* EXERCISE TASK *
Please transcribe the data below exactly. Leave the pictures out.

* ROWS *
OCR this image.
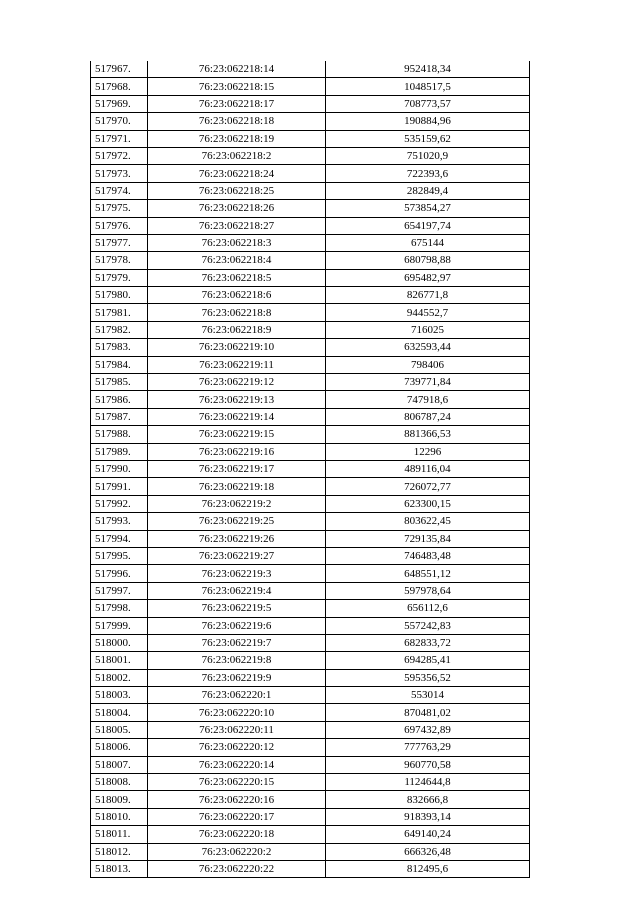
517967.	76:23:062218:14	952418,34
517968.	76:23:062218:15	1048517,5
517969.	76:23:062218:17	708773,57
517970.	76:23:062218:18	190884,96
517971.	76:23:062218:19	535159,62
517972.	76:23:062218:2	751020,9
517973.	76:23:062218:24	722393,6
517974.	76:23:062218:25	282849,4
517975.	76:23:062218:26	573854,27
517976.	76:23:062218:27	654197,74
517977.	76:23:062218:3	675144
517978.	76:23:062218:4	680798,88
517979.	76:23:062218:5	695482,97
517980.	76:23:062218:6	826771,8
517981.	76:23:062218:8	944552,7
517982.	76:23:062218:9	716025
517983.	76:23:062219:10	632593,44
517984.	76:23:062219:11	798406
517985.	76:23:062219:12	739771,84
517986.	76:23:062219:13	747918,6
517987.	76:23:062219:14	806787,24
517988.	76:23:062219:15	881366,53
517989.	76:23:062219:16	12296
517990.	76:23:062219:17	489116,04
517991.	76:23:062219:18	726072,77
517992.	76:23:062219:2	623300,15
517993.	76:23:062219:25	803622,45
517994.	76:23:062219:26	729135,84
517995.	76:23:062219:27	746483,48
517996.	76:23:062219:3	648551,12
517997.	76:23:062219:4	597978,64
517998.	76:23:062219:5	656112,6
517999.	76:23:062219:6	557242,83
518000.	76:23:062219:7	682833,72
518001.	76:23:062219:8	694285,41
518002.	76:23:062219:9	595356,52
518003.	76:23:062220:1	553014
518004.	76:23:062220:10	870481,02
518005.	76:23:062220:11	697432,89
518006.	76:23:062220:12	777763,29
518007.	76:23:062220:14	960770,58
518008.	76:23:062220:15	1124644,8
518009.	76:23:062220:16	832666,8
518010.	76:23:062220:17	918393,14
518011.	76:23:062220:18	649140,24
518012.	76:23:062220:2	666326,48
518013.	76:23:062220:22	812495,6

* EXERCISE SOLUTION *
OCR this image.
517967.	76:23:062218:14	952418,34
517968.	76:23:062218:15	1048517,5
517969.	76:23:062218:17	708773,57
517970.	76:23:062218:18	190884,96
517971.	76:23:062218:19	535159,62
517972.	76:23:062218:2	751020,9
517973.	76:23:062218:24	722393,6
517974.	76:23:062218:25	282849,4
517975.	76:23:062218:26	573854,27
517976.	76:23:062218:27	654197,74
517977.	76:23:062218:3	675144
517978.	76:23:062218:4	680798,88
517979.	76:23:062218:5	695482,97
517980.	76:23:062218:6	826771,8
517981.	76:23:062218:8	944552,7
517982.	76:23:062218:9	716025
517983.	76:23:062219:10	632593,44
517984.	76:23:062219:11	798406
517985.	76:23:062219:12	739771,84
517986.	76:23:062219:13	747918,6
517987.	76:23:062219:14	806787,24
517988.	76:23:062219:15	881366,53
517989.	76:23:062219:16	12296
517990.	76:23:062219:17	489116,04
517991.	76:23:062219:18	726072,77
517992.	76:23:062219:2	623300,15
517993.	76:23:062219:25	803622,45
517994.	76:23:062219:26	729135,84
517995.	76:23:062219:27	746483,48
517996.	76:23:062219:3	648551,12
517997.	76:23:062219:4	597978,64
517998.	76:23:062219:5	656112,6
517999.	76:23:062219:6	557242,83
518000.	76:23:062219:7	682833,72
518001.	76:23:062219:8	694285,41
518002.	76:23:062219:9	595356,52
518003.	76:23:062220:1	553014
518004.	76:23:062220:10	870481,02
518005.	76:23:062220:11	697432,89
518006.	76:23:062220:12	777763,29
518007.	76:23:062220:14	960770,58
518008.	76:23:062220:15	1124644,8
518009.	76:23:062220:16	832666,8
518010.	76:23:062220:17	918393,14
518011.	76:23:062220:18	649140,24
518012.	76:23:062220:2	666326,48
518013.	76:23:062220:22	812495,6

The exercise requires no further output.